Data tied to figure images:
○ ○ ○

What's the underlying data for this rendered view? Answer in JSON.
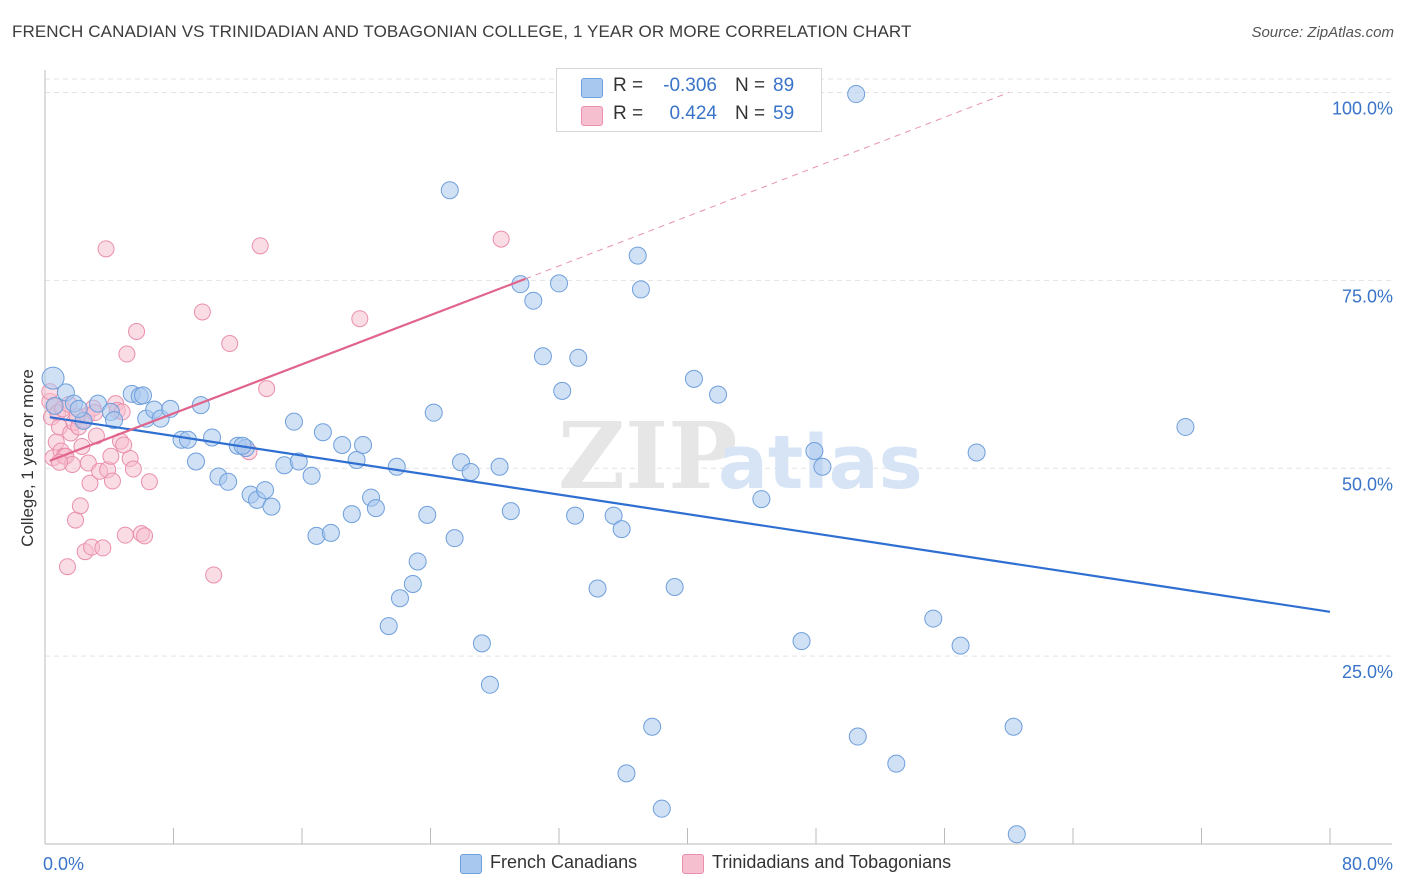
{
  "header": {
    "title": "FRENCH CANADIAN VS TRINIDADIAN AND TOBAGONIAN COLLEGE, 1 YEAR OR MORE CORRELATION CHART",
    "source": "Source: ZipAtlas.com"
  },
  "legend_top": {
    "rows": [
      {
        "r_label": "R =",
        "r_value": "-0.306",
        "n_label": "N =",
        "n_value": "89"
      },
      {
        "r_label": "R =",
        "r_value": "0.424",
        "n_label": "N =",
        "n_value": "59"
      }
    ]
  },
  "legend_bottom": {
    "items": [
      "French Canadians",
      "Trinidadians and Tobagonians"
    ]
  },
  "watermark": {
    "zip": "ZIP",
    "atlas": "atlas"
  },
  "colors": {
    "blue_fill": "#a9c8ef",
    "blue_stroke": "#6f9fdb",
    "blue_line": "#2f6fd1",
    "pink_fill": "#f6bfd0",
    "pink_stroke": "#ea8fab",
    "pink_line": "#e0648b",
    "tick_text": "#3a74c8",
    "grid": "#e3e3e3"
  },
  "chart_data": {
    "type": "scatter",
    "title": "FRENCH CANADIAN VS TRINIDADIAN AND TOBAGONIAN COLLEGE, 1 YEAR OR MORE CORRELATION CHART",
    "xlabel": "",
    "ylabel": "College, 1 year or more",
    "xlim": [
      0,
      80
    ],
    "ylim": [
      0,
      103
    ],
    "x_tick_labels": [
      "0.0%",
      "80.0%"
    ],
    "y_ticks": [
      25,
      50,
      75,
      100
    ],
    "y_tick_labels": [
      "25.0%",
      "50.0%",
      "75.0%",
      "100.0%"
    ],
    "grid": true,
    "legend_position": "top-center",
    "series": [
      {
        "name": "French Canadians",
        "color": "#6f9fdb",
        "R": -0.306,
        "N": 89,
        "trend": {
          "x": [
            0.3,
            80
          ],
          "y": [
            56.8,
            30.9
          ]
        },
        "points": [
          [
            0.5,
            62.0
          ],
          [
            0.6,
            58.3
          ],
          [
            1.3,
            60.1
          ],
          [
            1.8,
            58.6
          ],
          [
            2.4,
            56.3
          ],
          [
            3.3,
            58.6
          ],
          [
            4.1,
            57.5
          ],
          [
            4.3,
            56.4
          ],
          [
            5.4,
            59.9
          ],
          [
            5.9,
            59.6
          ],
          [
            6.3,
            56.6
          ],
          [
            6.8,
            57.8
          ],
          [
            7.2,
            56.6
          ],
          [
            7.8,
            57.9
          ],
          [
            8.5,
            53.8
          ],
          [
            8.9,
            53.8
          ],
          [
            9.4,
            50.9
          ],
          [
            9.7,
            58.4
          ],
          [
            10.4,
            54.1
          ],
          [
            10.8,
            48.9
          ],
          [
            11.4,
            48.2
          ],
          [
            12.0,
            53.0
          ],
          [
            12.5,
            52.7
          ],
          [
            12.8,
            46.5
          ],
          [
            13.2,
            45.8
          ],
          [
            13.7,
            47.1
          ],
          [
            14.1,
            44.9
          ],
          [
            14.9,
            50.4
          ],
          [
            15.5,
            56.2
          ],
          [
            15.8,
            50.9
          ],
          [
            16.6,
            49.0
          ],
          [
            16.9,
            41.0
          ],
          [
            17.3,
            54.8
          ],
          [
            17.8,
            41.4
          ],
          [
            18.5,
            53.1
          ],
          [
            19.1,
            43.9
          ],
          [
            19.4,
            51.1
          ],
          [
            19.8,
            53.1
          ],
          [
            20.3,
            46.1
          ],
          [
            20.6,
            44.7
          ],
          [
            21.4,
            29.0
          ],
          [
            21.9,
            50.2
          ],
          [
            22.1,
            32.7
          ],
          [
            22.9,
            34.6
          ],
          [
            23.2,
            37.6
          ],
          [
            23.8,
            43.8
          ],
          [
            24.2,
            57.4
          ],
          [
            25.2,
            87.0
          ],
          [
            25.5,
            40.7
          ],
          [
            25.9,
            50.8
          ],
          [
            26.5,
            49.5
          ],
          [
            27.2,
            26.7
          ],
          [
            27.7,
            21.2
          ],
          [
            28.3,
            50.2
          ],
          [
            29.0,
            44.3
          ],
          [
            29.6,
            74.5
          ],
          [
            30.4,
            72.3
          ],
          [
            31.0,
            64.9
          ],
          [
            32.0,
            74.6
          ],
          [
            32.2,
            60.3
          ],
          [
            33.0,
            43.7
          ],
          [
            33.2,
            64.7
          ],
          [
            34.4,
            34.0
          ],
          [
            35.4,
            43.7
          ],
          [
            35.9,
            41.9
          ],
          [
            36.2,
            9.4
          ],
          [
            36.9,
            78.3
          ],
          [
            37.1,
            73.8
          ],
          [
            37.8,
            15.6
          ],
          [
            38.4,
            4.7
          ],
          [
            39.2,
            34.2
          ],
          [
            40.4,
            61.9
          ],
          [
            41.9,
            59.8
          ],
          [
            44.6,
            45.9
          ],
          [
            47.1,
            27.0
          ],
          [
            47.9,
            52.3
          ],
          [
            48.4,
            50.2
          ],
          [
            50.5,
            99.8
          ],
          [
            50.6,
            14.3
          ],
          [
            53.0,
            10.7
          ],
          [
            55.3,
            30.0
          ],
          [
            57.0,
            26.4
          ],
          [
            58.0,
            52.1
          ],
          [
            60.3,
            15.6
          ],
          [
            60.5,
            1.3
          ],
          [
            71.0,
            55.5
          ],
          [
            2.1,
            57.9
          ],
          [
            6.1,
            59.7
          ],
          [
            12.3,
            53.0
          ]
        ]
      },
      {
        "name": "Trinidadians and Tobagonians",
        "color": "#ea8fab",
        "R": 0.424,
        "N": 59,
        "trend": {
          "x": [
            0.3,
            29.9
          ],
          "y": [
            51.0,
            75.2
          ]
        },
        "trend_extension": {
          "x": [
            29.9,
            60
          ],
          "y": [
            75.2,
            100
          ]
        },
        "points": [
          [
            0.3,
            58.9
          ],
          [
            0.4,
            56.8
          ],
          [
            0.5,
            51.4
          ],
          [
            0.6,
            58.3
          ],
          [
            0.7,
            53.5
          ],
          [
            0.8,
            57.4
          ],
          [
            0.9,
            55.5
          ],
          [
            1.0,
            52.3
          ],
          [
            1.1,
            57.9
          ],
          [
            1.2,
            51.6
          ],
          [
            1.3,
            51.6
          ],
          [
            1.5,
            58.5
          ],
          [
            1.6,
            54.7
          ],
          [
            1.7,
            50.5
          ],
          [
            1.8,
            56.1
          ],
          [
            1.9,
            43.1
          ],
          [
            2.1,
            55.5
          ],
          [
            2.2,
            45.0
          ],
          [
            2.3,
            52.9
          ],
          [
            2.4,
            56.4
          ],
          [
            2.5,
            38.9
          ],
          [
            2.6,
            57.0
          ],
          [
            2.7,
            50.7
          ],
          [
            2.8,
            48.0
          ],
          [
            2.9,
            39.5
          ],
          [
            3.0,
            58.0
          ],
          [
            3.1,
            57.4
          ],
          [
            3.2,
            54.3
          ],
          [
            3.4,
            49.6
          ],
          [
            3.6,
            39.4
          ],
          [
            3.8,
            79.2
          ],
          [
            3.9,
            49.8
          ],
          [
            4.1,
            51.6
          ],
          [
            4.2,
            48.3
          ],
          [
            4.4,
            58.6
          ],
          [
            4.5,
            57.7
          ],
          [
            4.7,
            53.6
          ],
          [
            4.9,
            53.1
          ],
          [
            5.0,
            41.1
          ],
          [
            5.1,
            65.2
          ],
          [
            5.3,
            51.3
          ],
          [
            5.5,
            49.9
          ],
          [
            5.7,
            68.2
          ],
          [
            6.0,
            41.3
          ],
          [
            6.2,
            41.0
          ],
          [
            6.5,
            48.2
          ],
          [
            9.8,
            70.8
          ],
          [
            10.5,
            35.8
          ],
          [
            11.5,
            66.6
          ],
          [
            12.7,
            52.2
          ],
          [
            13.4,
            79.6
          ],
          [
            13.8,
            60.6
          ],
          [
            19.6,
            69.9
          ],
          [
            28.4,
            80.5
          ],
          [
            1.4,
            36.9
          ],
          [
            0.9,
            50.8
          ],
          [
            2.0,
            56.9
          ],
          [
            4.8,
            57.5
          ],
          [
            0.3,
            60.2
          ]
        ]
      }
    ]
  }
}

○ ○ ○

* [PROBLEM REQUIREMENTS] Pick out all lines from the data above in which the word "Trinidadians" appears.

* [WRITTEN RESPONSE]
      "Trinidadians and Tobagonians"
        "name": "Trinidadians and Tobagonians",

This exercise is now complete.